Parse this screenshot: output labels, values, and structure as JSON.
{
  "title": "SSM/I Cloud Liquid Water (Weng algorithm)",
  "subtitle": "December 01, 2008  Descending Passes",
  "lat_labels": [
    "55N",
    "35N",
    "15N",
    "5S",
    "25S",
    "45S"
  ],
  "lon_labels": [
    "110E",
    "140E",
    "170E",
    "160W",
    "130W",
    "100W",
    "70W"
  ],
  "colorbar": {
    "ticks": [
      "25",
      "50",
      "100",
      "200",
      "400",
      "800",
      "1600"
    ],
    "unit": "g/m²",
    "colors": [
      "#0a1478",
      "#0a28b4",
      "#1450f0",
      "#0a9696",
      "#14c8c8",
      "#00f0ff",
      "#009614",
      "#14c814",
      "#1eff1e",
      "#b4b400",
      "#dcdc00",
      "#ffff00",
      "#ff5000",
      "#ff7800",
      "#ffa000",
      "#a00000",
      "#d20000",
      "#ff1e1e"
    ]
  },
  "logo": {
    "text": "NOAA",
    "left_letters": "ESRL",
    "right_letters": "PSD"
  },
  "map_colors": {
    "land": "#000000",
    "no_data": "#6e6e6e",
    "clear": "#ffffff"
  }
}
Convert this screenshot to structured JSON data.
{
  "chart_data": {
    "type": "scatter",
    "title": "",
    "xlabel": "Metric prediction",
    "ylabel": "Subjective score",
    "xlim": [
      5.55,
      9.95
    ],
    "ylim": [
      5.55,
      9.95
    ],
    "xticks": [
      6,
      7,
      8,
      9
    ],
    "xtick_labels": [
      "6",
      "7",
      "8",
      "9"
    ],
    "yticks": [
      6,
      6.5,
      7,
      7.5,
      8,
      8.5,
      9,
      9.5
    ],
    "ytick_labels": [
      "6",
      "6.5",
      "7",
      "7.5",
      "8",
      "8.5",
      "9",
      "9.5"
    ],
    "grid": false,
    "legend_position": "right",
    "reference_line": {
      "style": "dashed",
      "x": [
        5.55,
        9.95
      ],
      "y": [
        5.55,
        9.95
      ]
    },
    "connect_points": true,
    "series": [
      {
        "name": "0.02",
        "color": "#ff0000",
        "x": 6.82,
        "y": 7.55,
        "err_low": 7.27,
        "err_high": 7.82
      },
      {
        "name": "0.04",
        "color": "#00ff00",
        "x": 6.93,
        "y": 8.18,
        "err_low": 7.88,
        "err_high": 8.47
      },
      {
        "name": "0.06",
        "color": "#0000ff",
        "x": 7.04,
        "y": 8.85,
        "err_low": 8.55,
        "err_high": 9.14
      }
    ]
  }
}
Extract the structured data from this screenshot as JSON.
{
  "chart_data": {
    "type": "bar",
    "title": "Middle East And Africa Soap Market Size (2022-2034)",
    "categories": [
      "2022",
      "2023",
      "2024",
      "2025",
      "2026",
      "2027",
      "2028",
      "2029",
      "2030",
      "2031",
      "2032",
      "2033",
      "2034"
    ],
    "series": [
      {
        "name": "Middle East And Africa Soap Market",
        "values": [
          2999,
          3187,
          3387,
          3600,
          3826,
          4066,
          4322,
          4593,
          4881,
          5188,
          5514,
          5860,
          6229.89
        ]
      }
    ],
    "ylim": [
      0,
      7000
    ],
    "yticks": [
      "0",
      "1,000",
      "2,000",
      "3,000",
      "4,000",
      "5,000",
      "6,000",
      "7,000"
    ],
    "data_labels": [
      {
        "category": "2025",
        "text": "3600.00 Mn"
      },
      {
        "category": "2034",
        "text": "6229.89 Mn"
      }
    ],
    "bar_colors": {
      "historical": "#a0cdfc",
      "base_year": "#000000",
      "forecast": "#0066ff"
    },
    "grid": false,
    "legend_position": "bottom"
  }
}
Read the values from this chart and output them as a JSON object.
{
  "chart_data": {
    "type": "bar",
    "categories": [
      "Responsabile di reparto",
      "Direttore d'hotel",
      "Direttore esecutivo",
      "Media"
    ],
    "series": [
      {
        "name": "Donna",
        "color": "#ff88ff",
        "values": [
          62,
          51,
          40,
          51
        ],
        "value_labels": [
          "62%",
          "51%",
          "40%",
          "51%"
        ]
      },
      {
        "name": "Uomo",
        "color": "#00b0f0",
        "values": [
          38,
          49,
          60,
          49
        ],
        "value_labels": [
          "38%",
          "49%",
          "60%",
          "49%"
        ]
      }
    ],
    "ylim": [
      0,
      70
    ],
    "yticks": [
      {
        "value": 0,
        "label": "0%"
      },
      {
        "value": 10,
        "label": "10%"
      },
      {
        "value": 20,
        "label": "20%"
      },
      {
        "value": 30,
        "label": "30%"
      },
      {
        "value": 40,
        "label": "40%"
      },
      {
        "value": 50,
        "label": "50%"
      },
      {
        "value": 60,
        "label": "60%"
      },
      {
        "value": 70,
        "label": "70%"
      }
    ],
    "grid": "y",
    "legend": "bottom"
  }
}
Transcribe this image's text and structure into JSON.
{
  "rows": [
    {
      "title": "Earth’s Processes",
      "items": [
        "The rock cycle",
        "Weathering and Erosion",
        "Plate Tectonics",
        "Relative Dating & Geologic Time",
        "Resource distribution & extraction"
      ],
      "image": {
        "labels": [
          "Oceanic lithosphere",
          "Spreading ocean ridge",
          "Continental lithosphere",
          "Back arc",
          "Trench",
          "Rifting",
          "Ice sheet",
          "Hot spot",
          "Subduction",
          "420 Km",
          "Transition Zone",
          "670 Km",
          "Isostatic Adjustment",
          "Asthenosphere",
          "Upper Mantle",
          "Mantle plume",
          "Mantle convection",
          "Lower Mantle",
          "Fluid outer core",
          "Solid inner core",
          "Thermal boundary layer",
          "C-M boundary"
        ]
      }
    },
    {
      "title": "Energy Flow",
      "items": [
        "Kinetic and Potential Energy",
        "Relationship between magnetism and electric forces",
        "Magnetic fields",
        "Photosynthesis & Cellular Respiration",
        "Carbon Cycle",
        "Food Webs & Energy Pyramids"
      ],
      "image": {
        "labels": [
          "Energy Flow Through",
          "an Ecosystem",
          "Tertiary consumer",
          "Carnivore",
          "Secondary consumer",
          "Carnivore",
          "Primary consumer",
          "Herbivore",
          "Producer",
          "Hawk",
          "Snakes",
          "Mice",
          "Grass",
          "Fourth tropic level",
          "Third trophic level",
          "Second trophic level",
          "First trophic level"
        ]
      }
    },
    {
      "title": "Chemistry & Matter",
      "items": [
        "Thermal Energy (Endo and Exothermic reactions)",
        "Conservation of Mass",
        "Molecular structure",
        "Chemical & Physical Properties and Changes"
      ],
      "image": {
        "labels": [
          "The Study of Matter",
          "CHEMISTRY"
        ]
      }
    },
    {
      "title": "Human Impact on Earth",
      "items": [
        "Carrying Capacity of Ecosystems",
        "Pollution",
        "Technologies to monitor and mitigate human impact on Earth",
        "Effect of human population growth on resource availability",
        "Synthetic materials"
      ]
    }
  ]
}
# # # # #
## STATED EXERCISE
Every line above that contains the word "Energy" should be reported.

## SOLUTION
      "title": "Energy Flow",
        "Kinetic and Potential Energy",
        "Food Webs & Energy Pyramids"
          "Energy Flow Through",
        "Thermal Energy (Endo and Exothermic reactions)",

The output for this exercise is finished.